• **TASK REQUIREMENTS**
Review the listing and copy each line that holds the word "Scheuring".

• **SUPPLIED MATERIAL**
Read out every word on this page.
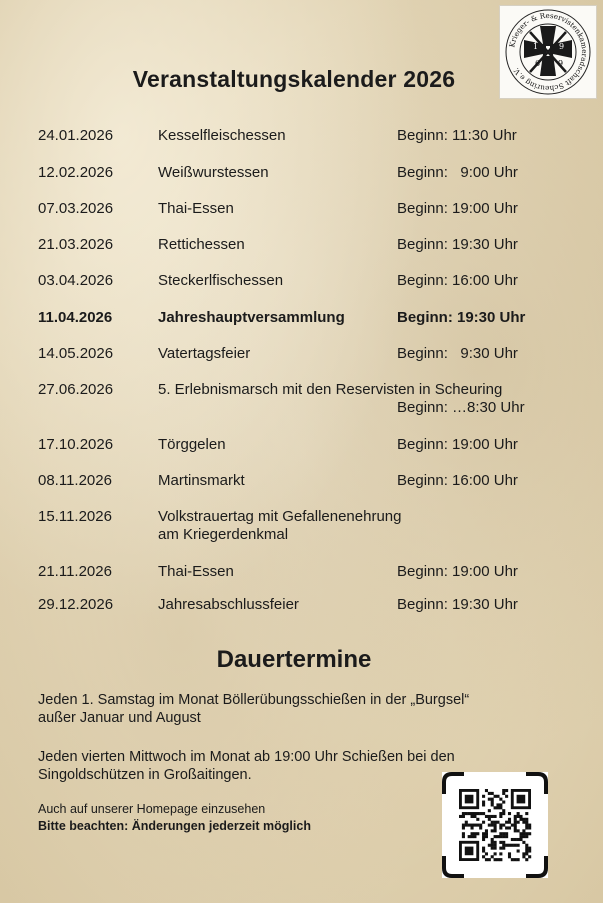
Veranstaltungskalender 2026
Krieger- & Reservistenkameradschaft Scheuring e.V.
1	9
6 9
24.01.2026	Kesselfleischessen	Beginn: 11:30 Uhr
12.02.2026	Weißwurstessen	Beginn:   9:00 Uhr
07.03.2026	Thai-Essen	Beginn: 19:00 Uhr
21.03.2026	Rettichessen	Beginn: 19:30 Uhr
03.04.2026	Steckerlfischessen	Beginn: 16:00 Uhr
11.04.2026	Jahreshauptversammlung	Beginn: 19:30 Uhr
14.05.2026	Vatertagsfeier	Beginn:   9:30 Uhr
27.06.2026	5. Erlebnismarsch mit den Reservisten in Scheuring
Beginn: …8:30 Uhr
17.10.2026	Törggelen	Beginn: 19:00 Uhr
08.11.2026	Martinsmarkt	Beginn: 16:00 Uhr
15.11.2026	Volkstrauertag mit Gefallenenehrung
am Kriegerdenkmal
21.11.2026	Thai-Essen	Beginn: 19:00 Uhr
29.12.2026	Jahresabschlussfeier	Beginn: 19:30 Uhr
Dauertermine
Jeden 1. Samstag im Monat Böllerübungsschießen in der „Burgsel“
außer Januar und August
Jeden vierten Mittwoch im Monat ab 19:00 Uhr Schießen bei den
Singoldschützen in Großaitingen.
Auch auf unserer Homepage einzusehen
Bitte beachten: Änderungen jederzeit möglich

• **FULL SOLUTION**
Krieger- & Reservistenkameradschaft Scheuring e.V.
27.06.2026	5. Erlebnismarsch mit den Reservisten in Scheuring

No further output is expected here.